[Opening The data section]
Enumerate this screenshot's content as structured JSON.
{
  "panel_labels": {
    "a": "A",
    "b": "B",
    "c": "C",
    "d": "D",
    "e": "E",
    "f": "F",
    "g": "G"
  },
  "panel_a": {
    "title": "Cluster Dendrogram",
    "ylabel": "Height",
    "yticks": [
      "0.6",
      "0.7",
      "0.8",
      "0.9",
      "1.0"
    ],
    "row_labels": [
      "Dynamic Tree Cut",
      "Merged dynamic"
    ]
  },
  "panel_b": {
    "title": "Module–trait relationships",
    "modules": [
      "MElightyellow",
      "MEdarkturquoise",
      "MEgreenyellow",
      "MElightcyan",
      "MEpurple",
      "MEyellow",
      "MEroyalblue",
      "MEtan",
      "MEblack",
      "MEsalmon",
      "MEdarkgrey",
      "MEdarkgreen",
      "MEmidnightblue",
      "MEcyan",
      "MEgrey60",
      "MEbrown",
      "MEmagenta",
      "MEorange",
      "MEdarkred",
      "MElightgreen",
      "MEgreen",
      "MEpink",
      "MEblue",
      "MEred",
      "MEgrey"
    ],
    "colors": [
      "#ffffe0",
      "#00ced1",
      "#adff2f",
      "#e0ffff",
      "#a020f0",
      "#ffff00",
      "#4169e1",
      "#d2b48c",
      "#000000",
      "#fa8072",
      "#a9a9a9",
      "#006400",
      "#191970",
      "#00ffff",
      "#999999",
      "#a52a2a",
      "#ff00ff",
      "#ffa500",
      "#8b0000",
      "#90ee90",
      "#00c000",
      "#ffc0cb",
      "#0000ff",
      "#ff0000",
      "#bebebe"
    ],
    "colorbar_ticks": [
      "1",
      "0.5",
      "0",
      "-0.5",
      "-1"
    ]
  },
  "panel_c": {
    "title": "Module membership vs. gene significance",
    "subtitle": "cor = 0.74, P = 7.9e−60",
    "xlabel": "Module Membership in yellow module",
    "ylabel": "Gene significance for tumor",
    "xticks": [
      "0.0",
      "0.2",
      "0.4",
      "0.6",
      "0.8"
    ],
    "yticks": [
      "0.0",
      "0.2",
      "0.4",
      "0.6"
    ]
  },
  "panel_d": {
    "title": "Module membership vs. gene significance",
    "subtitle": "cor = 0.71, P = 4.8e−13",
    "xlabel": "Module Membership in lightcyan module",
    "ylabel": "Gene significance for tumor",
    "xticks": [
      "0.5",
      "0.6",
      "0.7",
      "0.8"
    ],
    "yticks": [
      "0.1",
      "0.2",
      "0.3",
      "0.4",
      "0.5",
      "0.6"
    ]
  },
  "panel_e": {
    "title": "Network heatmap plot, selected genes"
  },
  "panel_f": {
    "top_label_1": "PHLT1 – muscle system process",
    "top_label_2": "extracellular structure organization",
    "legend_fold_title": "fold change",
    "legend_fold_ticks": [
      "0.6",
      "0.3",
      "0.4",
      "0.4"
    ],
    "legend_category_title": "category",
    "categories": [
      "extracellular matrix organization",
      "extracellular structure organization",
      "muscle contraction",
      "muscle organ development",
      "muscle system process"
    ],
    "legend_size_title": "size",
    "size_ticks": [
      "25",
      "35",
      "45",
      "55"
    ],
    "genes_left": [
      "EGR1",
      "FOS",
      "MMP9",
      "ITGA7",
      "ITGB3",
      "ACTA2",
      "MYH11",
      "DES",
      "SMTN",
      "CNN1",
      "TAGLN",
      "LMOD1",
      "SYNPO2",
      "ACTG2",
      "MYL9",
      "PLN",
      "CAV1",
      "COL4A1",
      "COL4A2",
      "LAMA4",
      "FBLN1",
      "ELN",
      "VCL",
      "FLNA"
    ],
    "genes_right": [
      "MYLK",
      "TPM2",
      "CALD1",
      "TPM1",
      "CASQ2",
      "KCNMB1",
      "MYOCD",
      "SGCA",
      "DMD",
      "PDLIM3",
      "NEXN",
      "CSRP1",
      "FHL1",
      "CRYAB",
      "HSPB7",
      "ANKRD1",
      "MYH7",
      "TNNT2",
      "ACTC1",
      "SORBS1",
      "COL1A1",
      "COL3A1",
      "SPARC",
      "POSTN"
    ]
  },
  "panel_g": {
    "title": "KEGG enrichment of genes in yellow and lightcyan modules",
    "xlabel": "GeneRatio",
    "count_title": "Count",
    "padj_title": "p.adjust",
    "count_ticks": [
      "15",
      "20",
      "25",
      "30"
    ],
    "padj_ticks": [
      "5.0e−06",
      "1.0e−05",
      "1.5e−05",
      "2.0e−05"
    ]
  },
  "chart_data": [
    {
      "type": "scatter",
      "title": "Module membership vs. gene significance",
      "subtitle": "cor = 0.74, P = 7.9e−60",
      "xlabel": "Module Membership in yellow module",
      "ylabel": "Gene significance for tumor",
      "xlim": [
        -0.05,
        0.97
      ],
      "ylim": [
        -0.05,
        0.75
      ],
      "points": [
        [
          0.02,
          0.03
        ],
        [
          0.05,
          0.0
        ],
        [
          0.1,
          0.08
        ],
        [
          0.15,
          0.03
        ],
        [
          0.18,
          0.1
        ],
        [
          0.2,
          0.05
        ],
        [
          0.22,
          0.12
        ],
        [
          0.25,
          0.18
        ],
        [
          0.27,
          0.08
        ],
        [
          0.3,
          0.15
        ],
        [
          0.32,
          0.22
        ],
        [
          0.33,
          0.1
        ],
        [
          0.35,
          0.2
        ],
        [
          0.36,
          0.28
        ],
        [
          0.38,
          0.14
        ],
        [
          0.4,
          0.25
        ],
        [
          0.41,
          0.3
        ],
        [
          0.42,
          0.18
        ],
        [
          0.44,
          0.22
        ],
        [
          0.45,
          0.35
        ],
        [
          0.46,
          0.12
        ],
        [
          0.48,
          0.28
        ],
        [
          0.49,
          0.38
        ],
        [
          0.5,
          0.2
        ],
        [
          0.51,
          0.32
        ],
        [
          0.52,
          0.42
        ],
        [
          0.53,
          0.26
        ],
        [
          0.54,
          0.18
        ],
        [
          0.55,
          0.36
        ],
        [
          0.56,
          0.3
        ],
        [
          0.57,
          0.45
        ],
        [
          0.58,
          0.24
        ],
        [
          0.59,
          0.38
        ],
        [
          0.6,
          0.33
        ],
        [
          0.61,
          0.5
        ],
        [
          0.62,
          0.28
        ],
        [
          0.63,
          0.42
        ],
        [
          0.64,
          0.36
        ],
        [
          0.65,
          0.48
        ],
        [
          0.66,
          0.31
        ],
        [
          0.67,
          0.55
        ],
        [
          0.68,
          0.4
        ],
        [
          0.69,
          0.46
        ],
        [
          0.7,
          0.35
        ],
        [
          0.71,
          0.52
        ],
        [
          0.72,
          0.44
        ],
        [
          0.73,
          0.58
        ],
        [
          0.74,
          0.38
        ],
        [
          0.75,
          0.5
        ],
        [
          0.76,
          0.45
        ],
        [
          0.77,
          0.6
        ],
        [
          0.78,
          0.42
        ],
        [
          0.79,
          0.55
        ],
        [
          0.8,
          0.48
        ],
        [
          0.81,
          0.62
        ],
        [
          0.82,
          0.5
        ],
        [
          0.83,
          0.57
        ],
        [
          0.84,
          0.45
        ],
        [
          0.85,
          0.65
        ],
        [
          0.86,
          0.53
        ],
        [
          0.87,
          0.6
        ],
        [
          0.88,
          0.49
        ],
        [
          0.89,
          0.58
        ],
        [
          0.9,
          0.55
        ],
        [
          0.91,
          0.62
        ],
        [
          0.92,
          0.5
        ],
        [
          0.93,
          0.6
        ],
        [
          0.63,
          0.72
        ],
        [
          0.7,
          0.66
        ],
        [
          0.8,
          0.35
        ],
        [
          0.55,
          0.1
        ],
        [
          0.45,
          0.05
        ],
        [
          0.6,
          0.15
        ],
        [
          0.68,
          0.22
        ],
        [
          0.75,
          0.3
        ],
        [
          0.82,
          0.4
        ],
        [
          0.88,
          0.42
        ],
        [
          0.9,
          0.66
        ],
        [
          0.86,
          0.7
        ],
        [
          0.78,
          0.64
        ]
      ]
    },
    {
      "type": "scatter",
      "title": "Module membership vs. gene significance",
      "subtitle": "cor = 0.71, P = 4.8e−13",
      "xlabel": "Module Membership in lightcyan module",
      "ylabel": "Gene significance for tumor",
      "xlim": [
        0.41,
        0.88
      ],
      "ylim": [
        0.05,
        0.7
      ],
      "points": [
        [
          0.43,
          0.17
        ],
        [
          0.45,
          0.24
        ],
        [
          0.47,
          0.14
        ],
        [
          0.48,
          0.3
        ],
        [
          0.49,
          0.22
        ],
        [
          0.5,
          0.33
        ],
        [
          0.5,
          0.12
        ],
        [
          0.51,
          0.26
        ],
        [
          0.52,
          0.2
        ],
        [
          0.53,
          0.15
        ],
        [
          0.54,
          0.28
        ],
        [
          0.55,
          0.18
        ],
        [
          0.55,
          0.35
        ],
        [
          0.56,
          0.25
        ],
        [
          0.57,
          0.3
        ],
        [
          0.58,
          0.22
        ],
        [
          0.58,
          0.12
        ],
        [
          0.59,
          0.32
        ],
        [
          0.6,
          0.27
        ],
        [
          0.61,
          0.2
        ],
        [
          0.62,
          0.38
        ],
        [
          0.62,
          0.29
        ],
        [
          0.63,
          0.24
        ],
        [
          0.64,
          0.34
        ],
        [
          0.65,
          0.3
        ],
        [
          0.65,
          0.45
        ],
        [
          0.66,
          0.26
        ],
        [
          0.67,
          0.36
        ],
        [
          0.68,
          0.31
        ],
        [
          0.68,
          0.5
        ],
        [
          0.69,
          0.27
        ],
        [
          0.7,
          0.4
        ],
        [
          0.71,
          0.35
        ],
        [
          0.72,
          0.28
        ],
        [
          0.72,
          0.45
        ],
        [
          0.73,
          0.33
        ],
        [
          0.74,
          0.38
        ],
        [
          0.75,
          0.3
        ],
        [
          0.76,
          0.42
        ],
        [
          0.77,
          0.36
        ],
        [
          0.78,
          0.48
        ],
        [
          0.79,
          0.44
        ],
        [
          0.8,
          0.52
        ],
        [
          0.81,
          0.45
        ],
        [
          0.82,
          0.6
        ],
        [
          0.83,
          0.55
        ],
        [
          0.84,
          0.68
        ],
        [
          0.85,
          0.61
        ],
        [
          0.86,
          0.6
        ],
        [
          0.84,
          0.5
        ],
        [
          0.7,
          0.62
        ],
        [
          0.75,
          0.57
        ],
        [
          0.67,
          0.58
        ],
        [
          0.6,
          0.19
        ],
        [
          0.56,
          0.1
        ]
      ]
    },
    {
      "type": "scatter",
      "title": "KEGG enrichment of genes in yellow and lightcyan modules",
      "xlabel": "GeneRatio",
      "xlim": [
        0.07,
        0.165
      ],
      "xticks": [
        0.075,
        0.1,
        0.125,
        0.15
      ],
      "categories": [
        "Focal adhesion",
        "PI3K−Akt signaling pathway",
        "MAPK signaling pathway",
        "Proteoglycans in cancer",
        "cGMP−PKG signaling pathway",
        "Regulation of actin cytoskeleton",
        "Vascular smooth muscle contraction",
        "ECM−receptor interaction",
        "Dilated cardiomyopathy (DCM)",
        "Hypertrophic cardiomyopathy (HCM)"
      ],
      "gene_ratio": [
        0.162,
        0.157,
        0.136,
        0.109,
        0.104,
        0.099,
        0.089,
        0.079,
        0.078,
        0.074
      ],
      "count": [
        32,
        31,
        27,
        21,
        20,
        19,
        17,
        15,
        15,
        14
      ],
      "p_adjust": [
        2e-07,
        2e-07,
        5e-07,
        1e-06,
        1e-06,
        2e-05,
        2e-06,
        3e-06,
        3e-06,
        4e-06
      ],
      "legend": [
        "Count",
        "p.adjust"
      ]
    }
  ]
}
[Closing The data section]
Task:
Your answer must be one number: how many lines of the entries hold the string "modules".

Response area:
3